* start Record set *

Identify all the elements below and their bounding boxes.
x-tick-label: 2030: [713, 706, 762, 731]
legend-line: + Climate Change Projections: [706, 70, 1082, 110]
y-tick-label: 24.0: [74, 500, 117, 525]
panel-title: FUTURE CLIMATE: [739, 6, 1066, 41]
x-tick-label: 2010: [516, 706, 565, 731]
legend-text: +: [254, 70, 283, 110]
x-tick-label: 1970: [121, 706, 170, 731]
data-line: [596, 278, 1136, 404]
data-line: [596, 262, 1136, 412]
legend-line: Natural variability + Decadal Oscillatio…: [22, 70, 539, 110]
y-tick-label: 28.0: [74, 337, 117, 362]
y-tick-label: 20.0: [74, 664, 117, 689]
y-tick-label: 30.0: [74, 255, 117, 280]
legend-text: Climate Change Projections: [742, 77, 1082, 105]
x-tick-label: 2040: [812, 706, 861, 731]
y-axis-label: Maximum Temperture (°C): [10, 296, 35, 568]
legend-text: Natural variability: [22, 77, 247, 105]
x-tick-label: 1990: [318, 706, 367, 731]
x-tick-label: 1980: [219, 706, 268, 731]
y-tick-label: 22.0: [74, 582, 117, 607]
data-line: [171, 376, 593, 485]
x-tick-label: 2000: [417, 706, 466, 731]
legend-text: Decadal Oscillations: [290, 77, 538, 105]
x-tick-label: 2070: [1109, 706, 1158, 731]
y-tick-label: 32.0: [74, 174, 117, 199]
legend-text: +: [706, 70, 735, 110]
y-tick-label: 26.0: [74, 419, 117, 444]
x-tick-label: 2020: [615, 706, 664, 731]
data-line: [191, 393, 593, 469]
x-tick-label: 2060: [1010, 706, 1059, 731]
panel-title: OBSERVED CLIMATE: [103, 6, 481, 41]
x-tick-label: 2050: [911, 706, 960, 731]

* end Record set *

### What is required
Reproduce every line of the data above verbatim, in the same order.

### Answer to the task
Identify all the elements below and their bounding boxes.
x-tick-label: 2030: [713, 706, 762, 731]
legend-line: + Climate Change Projections: [706, 70, 1082, 110]
y-tick-label: 24.0: [74, 500, 117, 525]
panel-title: FUTURE CLIMATE: [739, 6, 1066, 41]
x-tick-label: 2010: [516, 706, 565, 731]
legend-text: +: [254, 70, 283, 110]
x-tick-label: 1970: [121, 706, 170, 731]
data-line: [596, 278, 1136, 404]
data-line: [596, 262, 1136, 412]
legend-line: Natural variability + Decadal Oscillatio…: [22, 70, 539, 110]
y-tick-label: 28.0: [74, 337, 117, 362]
y-tick-label: 20.0: [74, 664, 117, 689]
y-tick-label: 30.0: [74, 255, 117, 280]
legend-text: Climate Change Projections: [742, 77, 1082, 105]
x-tick-label: 2040: [812, 706, 861, 731]
y-axis-label: Maximum Temperture (°C): [10, 296, 35, 568]
legend-text: Natural variability: [22, 77, 247, 105]
x-tick-label: 1990: [318, 706, 367, 731]
x-tick-label: 1980: [219, 706, 268, 731]
y-tick-label: 22.0: [74, 582, 117, 607]
data-line: [171, 376, 593, 485]
x-tick-label: 2000: [417, 706, 466, 731]
legend-text: Decadal Oscillations: [290, 77, 538, 105]
x-tick-label: 2070: [1109, 706, 1158, 731]
y-tick-label: 32.0: [74, 174, 117, 199]
legend-text: +: [706, 70, 735, 110]
y-tick-label: 26.0: [74, 419, 117, 444]
x-tick-label: 2020: [615, 706, 664, 731]
data-line: [191, 393, 593, 469]
x-tick-label: 2060: [1010, 706, 1059, 731]
panel-title: OBSERVED CLIMATE: [103, 6, 481, 41]
x-tick-label: 2050: [911, 706, 960, 731]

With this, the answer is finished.